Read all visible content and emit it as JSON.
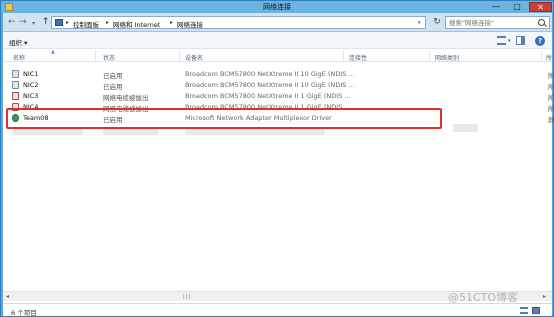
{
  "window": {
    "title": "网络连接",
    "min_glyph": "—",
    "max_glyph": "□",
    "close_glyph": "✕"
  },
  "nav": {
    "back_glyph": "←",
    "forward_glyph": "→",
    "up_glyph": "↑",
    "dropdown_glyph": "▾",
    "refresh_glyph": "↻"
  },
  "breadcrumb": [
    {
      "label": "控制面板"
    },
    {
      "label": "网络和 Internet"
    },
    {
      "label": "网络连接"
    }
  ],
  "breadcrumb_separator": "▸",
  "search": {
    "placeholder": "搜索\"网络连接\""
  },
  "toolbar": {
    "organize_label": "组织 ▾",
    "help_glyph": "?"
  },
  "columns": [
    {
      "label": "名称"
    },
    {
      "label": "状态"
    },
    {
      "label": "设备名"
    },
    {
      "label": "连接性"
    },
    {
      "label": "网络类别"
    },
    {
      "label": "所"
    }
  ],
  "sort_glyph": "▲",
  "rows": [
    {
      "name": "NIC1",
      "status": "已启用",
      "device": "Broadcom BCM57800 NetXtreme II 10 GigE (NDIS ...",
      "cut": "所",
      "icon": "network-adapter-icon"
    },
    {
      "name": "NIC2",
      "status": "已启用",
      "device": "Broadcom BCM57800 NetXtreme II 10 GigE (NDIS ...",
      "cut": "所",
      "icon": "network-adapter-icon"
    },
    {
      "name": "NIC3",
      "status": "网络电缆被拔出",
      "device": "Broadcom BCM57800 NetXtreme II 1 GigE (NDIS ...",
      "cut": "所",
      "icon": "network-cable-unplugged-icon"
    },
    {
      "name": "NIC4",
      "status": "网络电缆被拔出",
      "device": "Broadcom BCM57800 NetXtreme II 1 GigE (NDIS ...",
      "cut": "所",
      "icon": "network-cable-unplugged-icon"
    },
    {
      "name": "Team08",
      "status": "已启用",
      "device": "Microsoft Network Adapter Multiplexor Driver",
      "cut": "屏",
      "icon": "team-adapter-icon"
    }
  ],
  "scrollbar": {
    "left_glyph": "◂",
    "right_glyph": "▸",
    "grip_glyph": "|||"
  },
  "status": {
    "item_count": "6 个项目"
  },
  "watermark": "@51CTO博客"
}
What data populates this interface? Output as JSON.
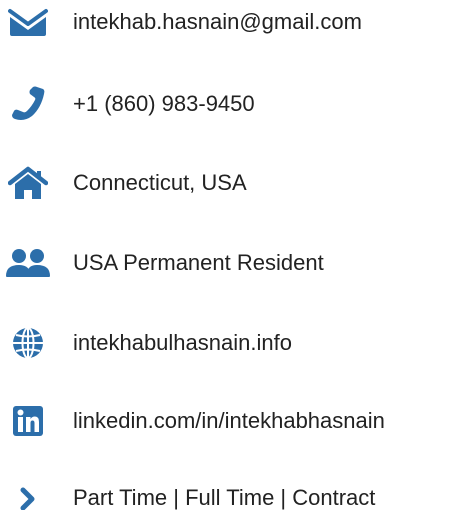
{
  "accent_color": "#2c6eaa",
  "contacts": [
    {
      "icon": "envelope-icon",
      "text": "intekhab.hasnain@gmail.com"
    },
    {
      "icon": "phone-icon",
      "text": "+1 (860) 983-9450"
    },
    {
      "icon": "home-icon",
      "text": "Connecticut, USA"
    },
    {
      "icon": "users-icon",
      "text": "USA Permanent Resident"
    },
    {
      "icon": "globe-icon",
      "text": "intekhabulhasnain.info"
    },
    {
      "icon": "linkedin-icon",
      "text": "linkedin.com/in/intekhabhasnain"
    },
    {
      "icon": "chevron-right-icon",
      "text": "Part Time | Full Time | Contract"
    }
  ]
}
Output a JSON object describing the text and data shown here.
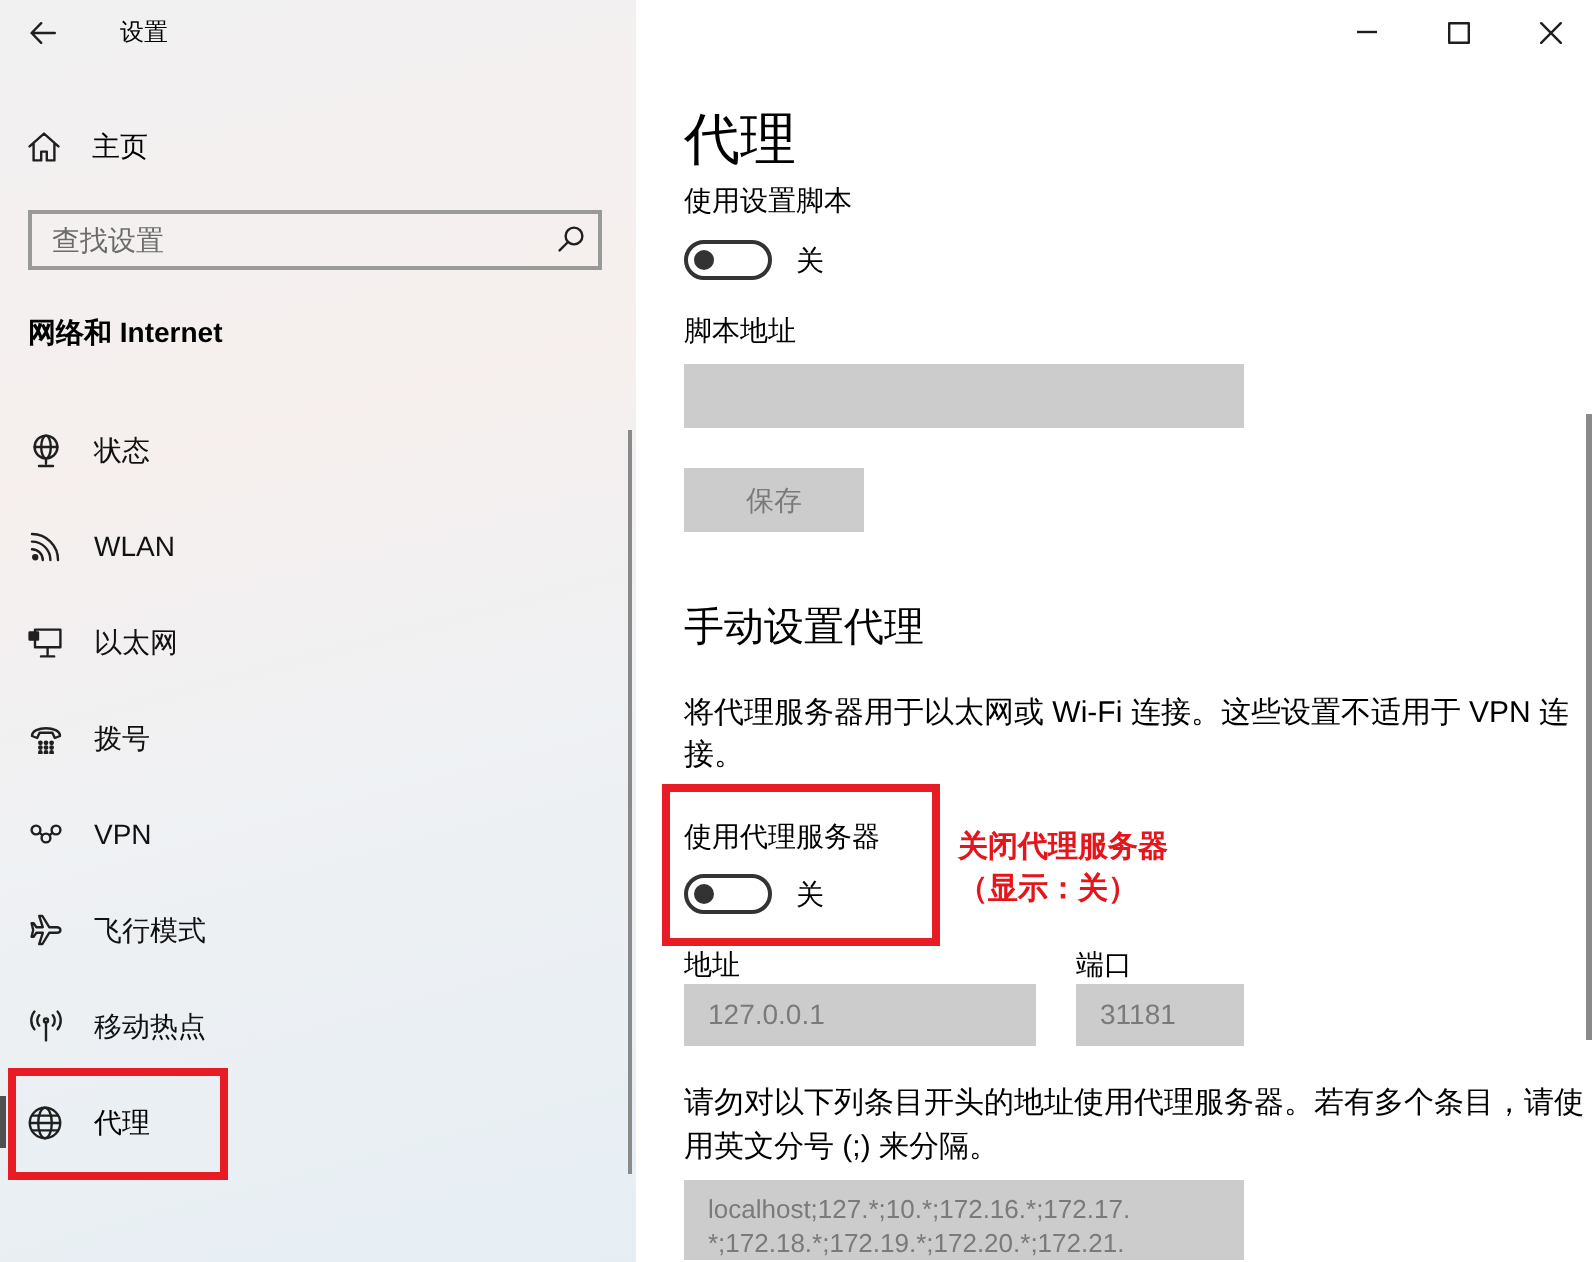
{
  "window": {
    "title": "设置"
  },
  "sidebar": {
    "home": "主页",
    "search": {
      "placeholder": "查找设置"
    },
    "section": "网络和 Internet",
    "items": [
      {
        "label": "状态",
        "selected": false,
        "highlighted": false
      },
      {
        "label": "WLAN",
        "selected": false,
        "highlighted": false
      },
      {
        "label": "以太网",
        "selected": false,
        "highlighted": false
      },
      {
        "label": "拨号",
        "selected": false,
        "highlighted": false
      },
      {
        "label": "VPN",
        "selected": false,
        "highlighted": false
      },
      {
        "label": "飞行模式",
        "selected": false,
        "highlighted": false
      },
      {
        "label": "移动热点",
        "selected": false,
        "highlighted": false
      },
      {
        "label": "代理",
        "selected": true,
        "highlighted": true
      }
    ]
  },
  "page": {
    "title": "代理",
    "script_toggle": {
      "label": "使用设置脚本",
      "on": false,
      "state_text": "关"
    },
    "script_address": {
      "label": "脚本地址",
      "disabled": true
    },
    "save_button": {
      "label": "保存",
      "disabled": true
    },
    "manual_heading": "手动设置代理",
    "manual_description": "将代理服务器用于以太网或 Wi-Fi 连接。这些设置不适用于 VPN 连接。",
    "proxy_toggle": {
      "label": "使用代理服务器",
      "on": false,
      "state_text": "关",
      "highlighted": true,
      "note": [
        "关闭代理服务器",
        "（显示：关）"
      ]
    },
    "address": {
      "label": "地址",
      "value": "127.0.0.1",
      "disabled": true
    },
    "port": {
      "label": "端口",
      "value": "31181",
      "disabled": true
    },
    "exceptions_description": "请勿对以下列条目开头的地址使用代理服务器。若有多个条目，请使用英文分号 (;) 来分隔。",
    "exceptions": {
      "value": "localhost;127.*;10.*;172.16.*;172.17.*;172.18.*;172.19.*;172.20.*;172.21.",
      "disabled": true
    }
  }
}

▶ Given task
Extract from the material all lines containing the string "data".

▶ Full answer
What data populates this interface? Output as JSON.
Output a JSON object describing the text and data shown here.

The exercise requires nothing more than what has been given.